» **To be done**
For the data below, work out how many lines include the string "Strassen" and report only the number.

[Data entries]

▼

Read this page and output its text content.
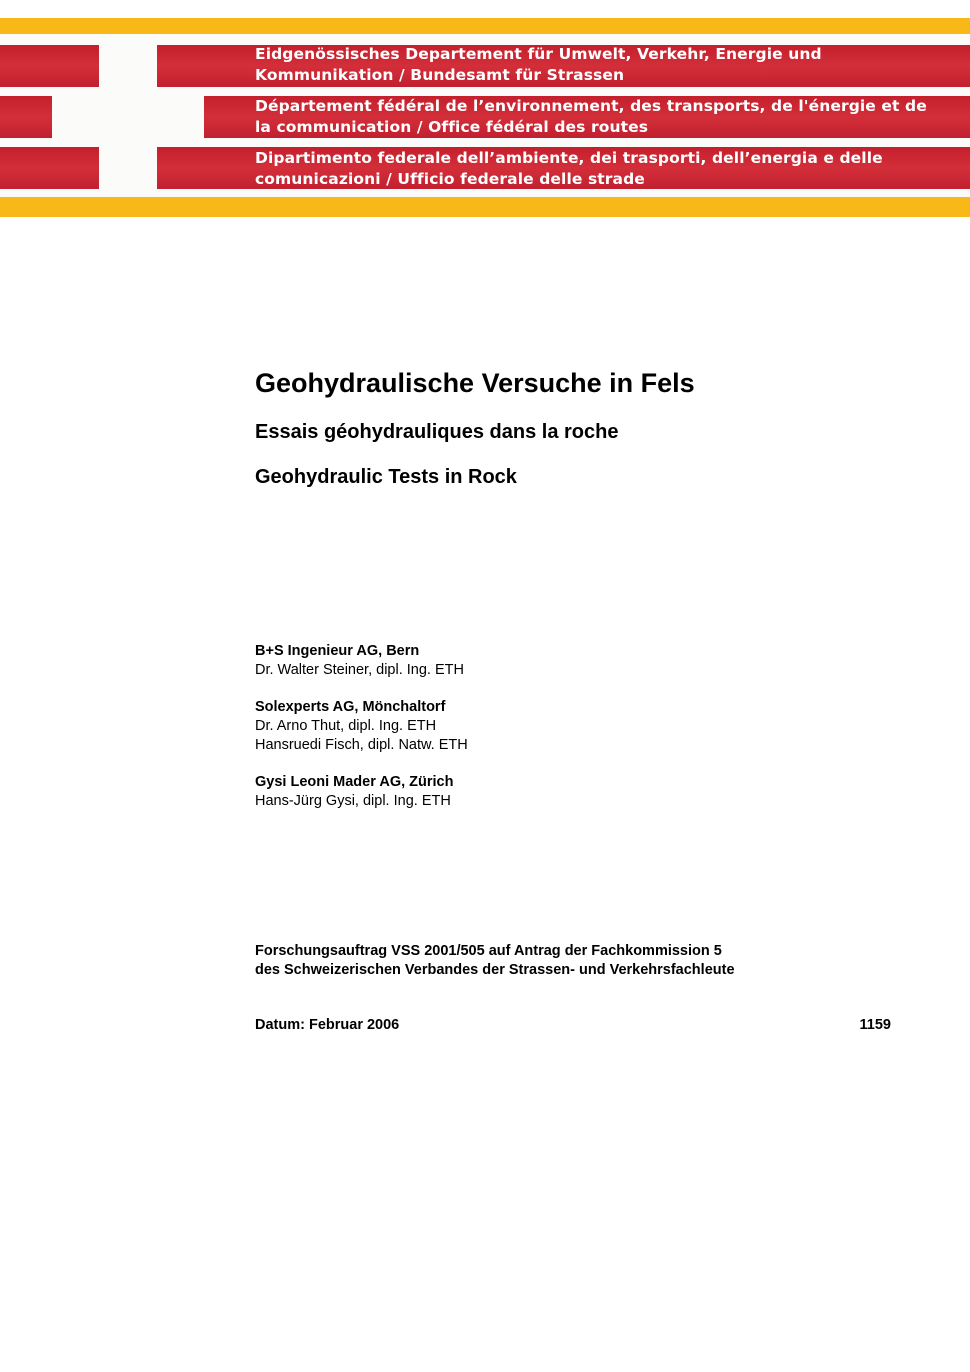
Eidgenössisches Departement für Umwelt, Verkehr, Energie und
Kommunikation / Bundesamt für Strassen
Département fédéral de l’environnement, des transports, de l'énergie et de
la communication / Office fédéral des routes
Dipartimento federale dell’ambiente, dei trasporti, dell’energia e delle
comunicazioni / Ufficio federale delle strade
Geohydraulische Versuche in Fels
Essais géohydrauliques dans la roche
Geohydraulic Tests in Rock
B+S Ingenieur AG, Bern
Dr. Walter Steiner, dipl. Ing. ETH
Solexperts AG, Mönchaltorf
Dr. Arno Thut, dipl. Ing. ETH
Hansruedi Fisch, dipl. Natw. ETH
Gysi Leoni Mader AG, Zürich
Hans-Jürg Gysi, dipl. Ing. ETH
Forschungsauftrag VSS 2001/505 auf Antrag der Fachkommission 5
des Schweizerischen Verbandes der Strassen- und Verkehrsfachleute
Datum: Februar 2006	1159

▲

» **Solution to this problem**
2